[Region boundary data]

···

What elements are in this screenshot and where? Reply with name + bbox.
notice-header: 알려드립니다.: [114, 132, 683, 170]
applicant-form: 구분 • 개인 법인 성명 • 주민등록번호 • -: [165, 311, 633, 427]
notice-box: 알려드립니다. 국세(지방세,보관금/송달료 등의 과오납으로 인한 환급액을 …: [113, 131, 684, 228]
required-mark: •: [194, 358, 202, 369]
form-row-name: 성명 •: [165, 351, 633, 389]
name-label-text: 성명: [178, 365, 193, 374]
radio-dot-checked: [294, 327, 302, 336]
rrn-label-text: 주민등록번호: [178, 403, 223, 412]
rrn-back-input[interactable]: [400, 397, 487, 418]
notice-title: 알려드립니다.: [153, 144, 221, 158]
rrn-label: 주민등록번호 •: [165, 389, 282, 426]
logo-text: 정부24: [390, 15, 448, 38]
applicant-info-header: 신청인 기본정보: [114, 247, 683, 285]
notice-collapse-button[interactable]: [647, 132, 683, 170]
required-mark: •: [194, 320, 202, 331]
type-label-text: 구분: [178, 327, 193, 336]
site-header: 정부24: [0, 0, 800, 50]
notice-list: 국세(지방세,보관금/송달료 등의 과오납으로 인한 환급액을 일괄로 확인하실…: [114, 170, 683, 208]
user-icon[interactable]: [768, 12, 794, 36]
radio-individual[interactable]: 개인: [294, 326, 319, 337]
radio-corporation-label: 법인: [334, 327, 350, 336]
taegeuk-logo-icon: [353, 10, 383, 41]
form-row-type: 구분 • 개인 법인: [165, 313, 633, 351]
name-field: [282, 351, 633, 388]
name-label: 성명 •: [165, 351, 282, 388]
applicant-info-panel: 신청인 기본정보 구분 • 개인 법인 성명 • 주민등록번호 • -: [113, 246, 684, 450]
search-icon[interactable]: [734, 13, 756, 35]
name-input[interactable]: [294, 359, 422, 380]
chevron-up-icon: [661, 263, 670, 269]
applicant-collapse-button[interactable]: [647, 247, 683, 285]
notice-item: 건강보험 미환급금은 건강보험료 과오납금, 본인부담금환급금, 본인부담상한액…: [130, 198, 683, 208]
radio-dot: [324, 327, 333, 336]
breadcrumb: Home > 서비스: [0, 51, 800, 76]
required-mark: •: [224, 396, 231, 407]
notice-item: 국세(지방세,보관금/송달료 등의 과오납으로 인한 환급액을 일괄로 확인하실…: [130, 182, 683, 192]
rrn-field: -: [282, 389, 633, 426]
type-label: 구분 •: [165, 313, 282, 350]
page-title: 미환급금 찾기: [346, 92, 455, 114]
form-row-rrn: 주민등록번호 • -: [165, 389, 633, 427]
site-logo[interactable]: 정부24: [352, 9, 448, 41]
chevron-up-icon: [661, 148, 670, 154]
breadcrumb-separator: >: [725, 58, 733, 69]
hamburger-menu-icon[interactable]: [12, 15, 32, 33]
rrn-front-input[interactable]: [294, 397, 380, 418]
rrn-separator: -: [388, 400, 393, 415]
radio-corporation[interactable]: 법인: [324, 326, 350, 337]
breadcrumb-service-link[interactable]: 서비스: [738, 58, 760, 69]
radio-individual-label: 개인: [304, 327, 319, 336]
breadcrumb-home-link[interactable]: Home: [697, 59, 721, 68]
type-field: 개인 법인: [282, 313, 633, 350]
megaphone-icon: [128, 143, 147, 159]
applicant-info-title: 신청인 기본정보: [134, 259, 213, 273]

···

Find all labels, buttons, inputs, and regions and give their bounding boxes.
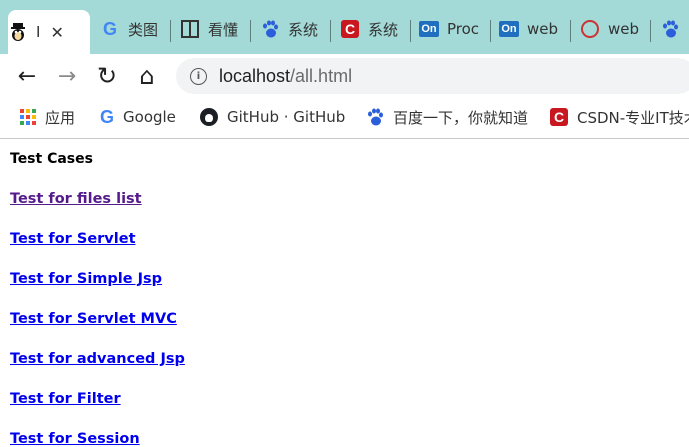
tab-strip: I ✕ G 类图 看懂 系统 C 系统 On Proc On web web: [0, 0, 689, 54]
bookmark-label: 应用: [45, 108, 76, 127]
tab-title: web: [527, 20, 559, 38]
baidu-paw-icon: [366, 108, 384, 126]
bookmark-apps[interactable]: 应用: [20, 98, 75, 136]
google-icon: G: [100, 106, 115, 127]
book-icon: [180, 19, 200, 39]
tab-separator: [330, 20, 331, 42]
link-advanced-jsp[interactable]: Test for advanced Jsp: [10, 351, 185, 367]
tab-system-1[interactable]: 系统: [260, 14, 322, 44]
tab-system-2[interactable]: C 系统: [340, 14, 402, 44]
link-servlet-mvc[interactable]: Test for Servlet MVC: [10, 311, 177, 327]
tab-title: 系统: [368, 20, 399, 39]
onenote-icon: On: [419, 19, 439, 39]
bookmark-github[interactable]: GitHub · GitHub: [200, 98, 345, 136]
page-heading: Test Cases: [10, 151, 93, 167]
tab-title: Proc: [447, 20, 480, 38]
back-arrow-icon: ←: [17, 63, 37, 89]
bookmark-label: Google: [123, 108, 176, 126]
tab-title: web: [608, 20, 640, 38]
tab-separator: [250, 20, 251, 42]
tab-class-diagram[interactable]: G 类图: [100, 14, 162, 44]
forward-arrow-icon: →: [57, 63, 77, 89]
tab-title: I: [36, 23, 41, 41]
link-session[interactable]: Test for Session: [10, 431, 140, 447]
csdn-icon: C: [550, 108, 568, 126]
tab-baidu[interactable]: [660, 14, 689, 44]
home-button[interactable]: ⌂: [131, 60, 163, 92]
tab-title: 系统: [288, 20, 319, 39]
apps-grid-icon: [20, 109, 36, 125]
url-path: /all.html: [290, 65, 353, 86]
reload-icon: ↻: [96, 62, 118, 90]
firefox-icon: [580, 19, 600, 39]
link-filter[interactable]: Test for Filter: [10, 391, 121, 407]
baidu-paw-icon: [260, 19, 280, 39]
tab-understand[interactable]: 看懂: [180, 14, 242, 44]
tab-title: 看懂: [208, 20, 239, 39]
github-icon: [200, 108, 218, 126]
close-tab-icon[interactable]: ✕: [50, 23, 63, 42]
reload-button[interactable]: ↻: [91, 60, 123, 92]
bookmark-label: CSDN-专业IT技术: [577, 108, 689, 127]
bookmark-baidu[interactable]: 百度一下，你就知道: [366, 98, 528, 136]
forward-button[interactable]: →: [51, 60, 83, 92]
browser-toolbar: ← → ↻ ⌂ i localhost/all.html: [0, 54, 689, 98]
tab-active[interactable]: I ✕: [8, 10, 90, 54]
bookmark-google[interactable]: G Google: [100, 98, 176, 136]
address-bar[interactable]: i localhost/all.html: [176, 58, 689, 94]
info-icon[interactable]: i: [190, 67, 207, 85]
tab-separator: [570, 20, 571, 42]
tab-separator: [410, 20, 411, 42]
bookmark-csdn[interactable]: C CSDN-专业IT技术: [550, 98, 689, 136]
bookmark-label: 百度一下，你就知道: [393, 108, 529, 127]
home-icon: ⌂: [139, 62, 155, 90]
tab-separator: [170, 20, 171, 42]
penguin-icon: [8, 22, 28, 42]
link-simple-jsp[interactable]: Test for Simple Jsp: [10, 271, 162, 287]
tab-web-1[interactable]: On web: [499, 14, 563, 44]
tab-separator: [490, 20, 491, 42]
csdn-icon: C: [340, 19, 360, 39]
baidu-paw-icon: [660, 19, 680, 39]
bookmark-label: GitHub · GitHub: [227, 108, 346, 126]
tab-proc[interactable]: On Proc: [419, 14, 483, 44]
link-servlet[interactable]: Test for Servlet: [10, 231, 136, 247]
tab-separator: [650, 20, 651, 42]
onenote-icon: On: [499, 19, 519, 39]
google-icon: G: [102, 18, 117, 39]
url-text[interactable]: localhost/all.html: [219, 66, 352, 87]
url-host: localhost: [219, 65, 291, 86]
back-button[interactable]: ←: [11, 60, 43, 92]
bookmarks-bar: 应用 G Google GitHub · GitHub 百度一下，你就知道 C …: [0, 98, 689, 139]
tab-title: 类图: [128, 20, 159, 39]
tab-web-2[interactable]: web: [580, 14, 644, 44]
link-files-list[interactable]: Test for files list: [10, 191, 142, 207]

···

**Problem:** Lay out the records from the line containing "What elements are" through the line containing "notice-collapse-button[interactable]: [647, 132, 683, 170]" as a numbered list, omitting any blank lines.

**Answer for this exercise:**
1. What elements are in this screenshot and where? Reply with name + bbox.
2. notice-header: 알려드립니다.: [114, 132, 683, 170]
3. applicant-form: 구분 • 개인 법인 성명 • 주민등록번호 • -: [165, 311, 633, 427]
4. notice-box: 알려드립니다. 국세(지방세,보관금/송달료 등의 과오납으로 인한 환급액을 …: [113, 131, 684, 228]
5. required-mark: •: [194, 358, 202, 369]
6. form-row-name: 성명 •: [165, 351, 633, 389]
7. name-label-text: 성명: [178, 365, 193, 374]
8. radio-dot-checked: [294, 327, 302, 336]
9. rrn-label-text: 주민등록번호: [178, 403, 223, 412]
10. rrn-back-input[interactable]: [400, 397, 487, 418]
11. notice-title: 알려드립니다.: [153, 144, 221, 158]
12. rrn-label: 주민등록번호 •: [165, 389, 282, 426]
13. logo-text: 정부24: [390, 15, 448, 38]
14. applicant-info-header: 신청인 기본정보: [114, 247, 683, 285]
15. notice-collapse-button[interactable]: [647, 132, 683, 170]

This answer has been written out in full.